Recorded data:
---*---
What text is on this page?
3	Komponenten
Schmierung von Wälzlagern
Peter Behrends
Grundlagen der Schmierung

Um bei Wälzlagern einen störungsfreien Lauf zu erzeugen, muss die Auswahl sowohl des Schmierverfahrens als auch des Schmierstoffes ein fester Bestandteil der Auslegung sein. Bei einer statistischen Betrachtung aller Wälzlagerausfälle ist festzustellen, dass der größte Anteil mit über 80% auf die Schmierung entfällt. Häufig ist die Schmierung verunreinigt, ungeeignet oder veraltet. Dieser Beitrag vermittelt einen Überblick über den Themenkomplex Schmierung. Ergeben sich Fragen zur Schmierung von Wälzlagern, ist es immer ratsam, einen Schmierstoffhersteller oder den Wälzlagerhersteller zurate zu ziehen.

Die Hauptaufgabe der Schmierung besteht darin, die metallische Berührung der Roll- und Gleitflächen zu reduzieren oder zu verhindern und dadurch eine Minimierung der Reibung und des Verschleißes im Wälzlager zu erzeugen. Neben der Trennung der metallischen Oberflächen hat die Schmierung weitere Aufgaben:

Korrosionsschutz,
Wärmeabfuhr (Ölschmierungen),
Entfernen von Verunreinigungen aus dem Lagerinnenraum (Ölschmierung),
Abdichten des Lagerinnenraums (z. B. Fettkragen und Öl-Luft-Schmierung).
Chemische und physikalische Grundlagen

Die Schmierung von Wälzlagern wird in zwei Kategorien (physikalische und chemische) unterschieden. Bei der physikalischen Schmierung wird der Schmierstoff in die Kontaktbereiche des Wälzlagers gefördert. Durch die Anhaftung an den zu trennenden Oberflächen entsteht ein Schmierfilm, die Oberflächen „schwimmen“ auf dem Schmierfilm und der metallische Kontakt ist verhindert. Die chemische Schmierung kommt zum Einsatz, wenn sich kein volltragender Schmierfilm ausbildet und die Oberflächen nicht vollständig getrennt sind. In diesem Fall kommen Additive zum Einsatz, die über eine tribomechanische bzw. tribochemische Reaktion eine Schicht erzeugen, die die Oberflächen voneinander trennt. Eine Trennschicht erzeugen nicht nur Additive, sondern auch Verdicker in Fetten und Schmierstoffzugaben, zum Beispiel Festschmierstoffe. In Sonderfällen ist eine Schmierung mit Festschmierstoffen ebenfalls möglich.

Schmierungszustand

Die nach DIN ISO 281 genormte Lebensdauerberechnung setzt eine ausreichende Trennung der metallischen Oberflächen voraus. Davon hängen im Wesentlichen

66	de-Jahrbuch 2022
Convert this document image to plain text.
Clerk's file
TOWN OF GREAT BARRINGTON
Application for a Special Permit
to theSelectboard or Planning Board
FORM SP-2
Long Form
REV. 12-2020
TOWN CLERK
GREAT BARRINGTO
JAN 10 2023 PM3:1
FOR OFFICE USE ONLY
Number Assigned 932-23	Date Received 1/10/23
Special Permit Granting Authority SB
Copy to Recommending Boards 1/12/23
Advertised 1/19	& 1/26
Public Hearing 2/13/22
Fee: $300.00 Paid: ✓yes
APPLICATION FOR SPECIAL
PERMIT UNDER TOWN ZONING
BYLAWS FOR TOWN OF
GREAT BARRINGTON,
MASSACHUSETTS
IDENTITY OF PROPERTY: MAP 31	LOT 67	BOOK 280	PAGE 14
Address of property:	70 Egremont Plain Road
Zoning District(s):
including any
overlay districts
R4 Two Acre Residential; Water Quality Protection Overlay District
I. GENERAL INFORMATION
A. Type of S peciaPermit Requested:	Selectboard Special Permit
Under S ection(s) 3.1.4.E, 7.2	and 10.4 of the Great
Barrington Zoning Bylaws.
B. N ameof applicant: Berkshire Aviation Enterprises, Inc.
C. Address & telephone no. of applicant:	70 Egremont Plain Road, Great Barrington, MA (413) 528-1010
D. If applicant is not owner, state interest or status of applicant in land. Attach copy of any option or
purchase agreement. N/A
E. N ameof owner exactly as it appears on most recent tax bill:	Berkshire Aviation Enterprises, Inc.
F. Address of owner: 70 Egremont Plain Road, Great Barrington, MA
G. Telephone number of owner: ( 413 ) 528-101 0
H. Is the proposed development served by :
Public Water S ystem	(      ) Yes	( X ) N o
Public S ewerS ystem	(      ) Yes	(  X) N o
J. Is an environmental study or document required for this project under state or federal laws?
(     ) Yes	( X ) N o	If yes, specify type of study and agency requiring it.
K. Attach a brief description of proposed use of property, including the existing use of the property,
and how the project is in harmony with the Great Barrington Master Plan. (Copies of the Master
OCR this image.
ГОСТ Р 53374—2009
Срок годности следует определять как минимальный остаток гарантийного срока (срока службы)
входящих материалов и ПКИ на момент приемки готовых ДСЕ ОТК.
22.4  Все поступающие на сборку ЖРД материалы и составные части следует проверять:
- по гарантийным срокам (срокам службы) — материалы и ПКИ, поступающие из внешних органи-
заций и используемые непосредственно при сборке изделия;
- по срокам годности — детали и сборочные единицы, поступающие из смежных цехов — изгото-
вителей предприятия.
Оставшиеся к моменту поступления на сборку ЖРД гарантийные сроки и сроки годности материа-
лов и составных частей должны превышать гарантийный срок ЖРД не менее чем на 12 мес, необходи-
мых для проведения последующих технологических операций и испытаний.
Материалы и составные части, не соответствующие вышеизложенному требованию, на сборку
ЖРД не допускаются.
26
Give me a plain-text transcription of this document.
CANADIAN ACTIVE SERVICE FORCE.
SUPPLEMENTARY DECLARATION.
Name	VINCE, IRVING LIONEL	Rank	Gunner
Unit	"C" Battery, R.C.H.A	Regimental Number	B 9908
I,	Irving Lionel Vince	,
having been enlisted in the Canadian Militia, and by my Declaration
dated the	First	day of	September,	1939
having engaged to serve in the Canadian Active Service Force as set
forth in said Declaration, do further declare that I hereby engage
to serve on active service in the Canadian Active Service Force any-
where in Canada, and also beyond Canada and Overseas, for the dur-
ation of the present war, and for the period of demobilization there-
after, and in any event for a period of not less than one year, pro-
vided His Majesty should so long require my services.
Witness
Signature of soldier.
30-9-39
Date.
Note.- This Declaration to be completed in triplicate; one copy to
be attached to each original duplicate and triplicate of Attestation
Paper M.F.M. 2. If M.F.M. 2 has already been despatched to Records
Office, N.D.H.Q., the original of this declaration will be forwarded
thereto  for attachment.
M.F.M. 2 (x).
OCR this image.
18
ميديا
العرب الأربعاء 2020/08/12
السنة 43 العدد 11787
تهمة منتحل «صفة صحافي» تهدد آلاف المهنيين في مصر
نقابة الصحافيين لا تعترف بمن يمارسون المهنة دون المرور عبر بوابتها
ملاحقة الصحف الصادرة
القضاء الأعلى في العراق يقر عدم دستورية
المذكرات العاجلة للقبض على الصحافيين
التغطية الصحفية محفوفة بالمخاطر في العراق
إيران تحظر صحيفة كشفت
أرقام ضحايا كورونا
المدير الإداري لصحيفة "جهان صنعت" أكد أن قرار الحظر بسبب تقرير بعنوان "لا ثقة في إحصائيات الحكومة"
---*---
Given problem:
Retype all of the data shown above, word for word.

Solution:
What text is on this page?
3	Komponenten
Schmierung von Wälzlagern
Peter Behrends
Grundlagen der Schmierung

Um bei Wälzlagern einen störungsfreien Lauf zu erzeugen, muss die Auswahl sowohl des Schmierverfahrens als auch des Schmierstoffes ein fester Bestandteil der Auslegung sein. Bei einer statistischen Betrachtung aller Wälzlagerausfälle ist festzustellen, dass der größte Anteil mit über 80% auf die Schmierung entfällt. Häufig ist die Schmierung verunreinigt, ungeeignet oder veraltet. Dieser Beitrag vermittelt einen Überblick über den Themenkomplex Schmierung. Ergeben sich Fragen zur Schmierung von Wälzlagern, ist es immer ratsam, einen Schmierstoffhersteller oder den Wälzlagerhersteller zurate zu ziehen.

Die Hauptaufgabe der Schmierung besteht darin, die metallische Berührung der Roll- und Gleitflächen zu reduzieren oder zu verhindern und dadurch eine Minimierung der Reibung und des Verschleißes im Wälzlager zu erzeugen. Neben der Trennung der metallischen Oberflächen hat die Schmierung weitere Aufgaben:

Korrosionsschutz,
Wärmeabfuhr (Ölschmierungen),
Entfernen von Verunreinigungen aus dem Lagerinnenraum (Ölschmierung),
Abdichten des Lagerinnenraums (z. B. Fettkragen und Öl-Luft-Schmierung).
Chemische und physikalische Grundlagen

Die Schmierung von Wälzlagern wird in zwei Kategorien (physikalische und chemische) unterschieden. Bei der physikalischen Schmierung wird der Schmierstoff in die Kontaktbereiche des Wälzlagers gefördert. Durch die Anhaftung an den zu trennenden Oberflächen entsteht ein Schmierfilm, die Oberflächen „schwimmen“ auf dem Schmierfilm und der metallische Kontakt ist verhindert. Die chemische Schmierung kommt zum Einsatz, wenn sich kein volltragender Schmierfilm ausbildet und die Oberflächen nicht vollständig getrennt sind. In diesem Fall kommen Additive zum Einsatz, die über eine tribomechanische bzw. tribochemische Reaktion eine Schicht erzeugen, die die Oberflächen voneinander trennt. Eine Trennschicht erzeugen nicht nur Additive, sondern auch Verdicker in Fetten und Schmierstoffzugaben, zum Beispiel Festschmierstoffe. In Sonderfällen ist eine Schmierung mit Festschmierstoffen ebenfalls möglich.

Schmierungszustand

Die nach DIN ISO 281 genormte Lebensdauerberechnung setzt eine ausreichende Trennung der metallischen Oberflächen voraus. Davon hängen im Wesentlichen

66	de-Jahrbuch 2022
Convert this document image to plain text.
Clerk's file
TOWN OF GREAT BARRINGTON
Application for a Special Permit
to theSelectboard or Planning Board
FORM SP-2
Long Form
REV. 12-2020
TOWN CLERK
GREAT BARRINGTO
JAN 10 2023 PM3:1
FOR OFFICE USE ONLY
Number Assigned 932-23	Date Received 1/10/23
Special Permit Granting Authority SB
Copy to Recommending Boards 1/12/23
Advertised 1/19	& 1/26
Public Hearing 2/13/22
Fee: $300.00 Paid: ✓yes
APPLICATION FOR SPECIAL
PERMIT UNDER TOWN ZONING
BYLAWS FOR TOWN OF
GREAT BARRINGTON,
MASSACHUSETTS
IDENTITY OF PROPERTY: MAP 31	LOT 67	BOOK 280	PAGE 14
Address of property:	70 Egremont Plain Road
Zoning District(s):
including any
overlay districts
R4 Two Acre Residential; Water Quality Protection Overlay District
I. GENERAL INFORMATION
A. Type of S peciaPermit Requested:	Selectboard Special Permit
Under S ection(s) 3.1.4.E, 7.2	and 10.4 of the Great
Barrington Zoning Bylaws.
B. N ameof applicant: Berkshire Aviation Enterprises, Inc.
C. Address & telephone no. of applicant:	70 Egremont Plain Road, Great Barrington, MA (413) 528-1010
D. If applicant is not owner, state interest or status of applicant in land. Attach copy of any option or
purchase agreement. N/A
E. N ameof owner exactly as it appears on most recent tax bill:	Berkshire Aviation Enterprises, Inc.
F. Address of owner: 70 Egremont Plain Road, Great Barrington, MA
G. Telephone number of owner: ( 413 ) 528-101 0
H. Is the proposed development served by :
Public Water S ystem	(      ) Yes	( X ) N o
Public S ewerS ystem	(      ) Yes	(  X) N o
J. Is an environmental study or document required for this project under state or federal laws?
(     ) Yes	( X ) N o	If yes, specify type of study and agency requiring it.
K. Attach a brief description of proposed use of property, including the existing use of the property,
and how the project is in harmony with the Great Barrington Master Plan. (Copies of the Master
OCR this image.
ГОСТ Р 53374—2009
Срок годности следует определять как минимальный остаток гарантийного срока (срока службы)
входящих материалов и ПКИ на момент приемки готовых ДСЕ ОТК.
22.4  Все поступающие на сборку ЖРД материалы и составные части следует проверять:
- по гарантийным срокам (срокам службы) — материалы и ПКИ, поступающие из внешних органи-
заций и используемые непосредственно при сборке изделия;
- по срокам годности — детали и сборочные единицы, поступающие из смежных цехов — изгото-
вителей предприятия.
Оставшиеся к моменту поступления на сборку ЖРД гарантийные сроки и сроки годности материа-
лов и составных частей должны превышать гарантийный срок ЖРД не менее чем на 12 мес, необходи-
мых для проведения последующих технологических операций и испытаний.
Материалы и составные части, не соответствующие вышеизложенному требованию, на сборку
ЖРД не допускаются.
26
Give me a plain-text transcription of this document.
CANADIAN ACTIVE SERVICE FORCE.
SUPPLEMENTARY DECLARATION.
Name	VINCE, IRVING LIONEL	Rank	Gunner
Unit	"C" Battery, R.C.H.A	Regimental Number	B 9908
I,	Irving Lionel Vince	,
having been enlisted in the Canadian Militia, and by my Declaration
dated the	First	day of	September,	1939
having engaged to serve in the Canadian Active Service Force as set
forth in said Declaration, do further declare that I hereby engage
to serve on active service in the Canadian Active Service Force any-
where in Canada, and also beyond Canada and Overseas, for the dur-
ation of the present war, and for the period of demobilization there-
after, and in any event for a period of not less than one year, pro-
vided His Majesty should so long require my services.
Witness
Signature of soldier.
30-9-39
Date.
Note.- This Declaration to be completed in triplicate; one copy to
be attached to each original duplicate and triplicate of Attestation
Paper M.F.M. 2. If M.F.M. 2 has already been despatched to Records
Office, N.D.H.Q., the original of this declaration will be forwarded
thereto  for attachment.
M.F.M. 2 (x).
OCR this image.
18
ميديا
العرب الأربعاء 2020/08/12
السنة 43 العدد 11787
تهمة منتحل «صفة صحافي» تهدد آلاف المهنيين في مصر
نقابة الصحافيين لا تعترف بمن يمارسون المهنة دون المرور عبر بوابتها
ملاحقة الصحف الصادرة
القضاء الأعلى في العراق يقر عدم دستورية
المذكرات العاجلة للقبض على الصحافيين
التغطية الصحفية محفوفة بالمخاطر في العراق
إيران تحظر صحيفة كشفت
أرقام ضحايا كورونا
المدير الإداري لصحيفة "جهان صنعت" أكد أن قرار الحظر بسبب تقرير بعنوان "لا ثقة في إحصائيات الحكومة"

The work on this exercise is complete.